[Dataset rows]
══════════

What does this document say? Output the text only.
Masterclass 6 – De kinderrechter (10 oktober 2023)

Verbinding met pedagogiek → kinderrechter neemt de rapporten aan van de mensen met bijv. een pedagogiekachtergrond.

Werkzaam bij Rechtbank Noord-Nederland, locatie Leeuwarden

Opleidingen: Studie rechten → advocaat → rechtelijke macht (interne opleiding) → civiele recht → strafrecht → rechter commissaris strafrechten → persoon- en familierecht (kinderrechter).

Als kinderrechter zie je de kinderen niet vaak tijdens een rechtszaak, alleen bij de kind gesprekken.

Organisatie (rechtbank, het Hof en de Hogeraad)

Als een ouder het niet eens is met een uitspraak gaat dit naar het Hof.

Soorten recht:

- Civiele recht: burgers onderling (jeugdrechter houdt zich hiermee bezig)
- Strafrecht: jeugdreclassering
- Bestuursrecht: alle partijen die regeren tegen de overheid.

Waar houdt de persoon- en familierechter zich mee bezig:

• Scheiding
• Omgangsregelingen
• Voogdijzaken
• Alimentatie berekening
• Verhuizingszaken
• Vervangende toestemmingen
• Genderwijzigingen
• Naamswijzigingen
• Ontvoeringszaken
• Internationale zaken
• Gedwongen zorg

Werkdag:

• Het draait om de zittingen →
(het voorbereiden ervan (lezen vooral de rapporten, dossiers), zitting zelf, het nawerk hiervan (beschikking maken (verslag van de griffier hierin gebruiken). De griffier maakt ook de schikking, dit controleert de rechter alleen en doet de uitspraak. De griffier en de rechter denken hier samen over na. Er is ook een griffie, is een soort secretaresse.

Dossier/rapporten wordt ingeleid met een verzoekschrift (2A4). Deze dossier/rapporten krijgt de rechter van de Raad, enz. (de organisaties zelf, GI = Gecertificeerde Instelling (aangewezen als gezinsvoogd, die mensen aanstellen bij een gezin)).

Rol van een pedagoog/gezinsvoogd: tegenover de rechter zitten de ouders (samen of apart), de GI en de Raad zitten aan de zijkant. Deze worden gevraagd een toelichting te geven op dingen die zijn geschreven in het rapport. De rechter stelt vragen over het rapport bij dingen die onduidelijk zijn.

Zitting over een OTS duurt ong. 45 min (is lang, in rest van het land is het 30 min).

══════════

**What is required**
The answer is a single number: how many lines include the word "kinderrechter"?

**Finished answer**
4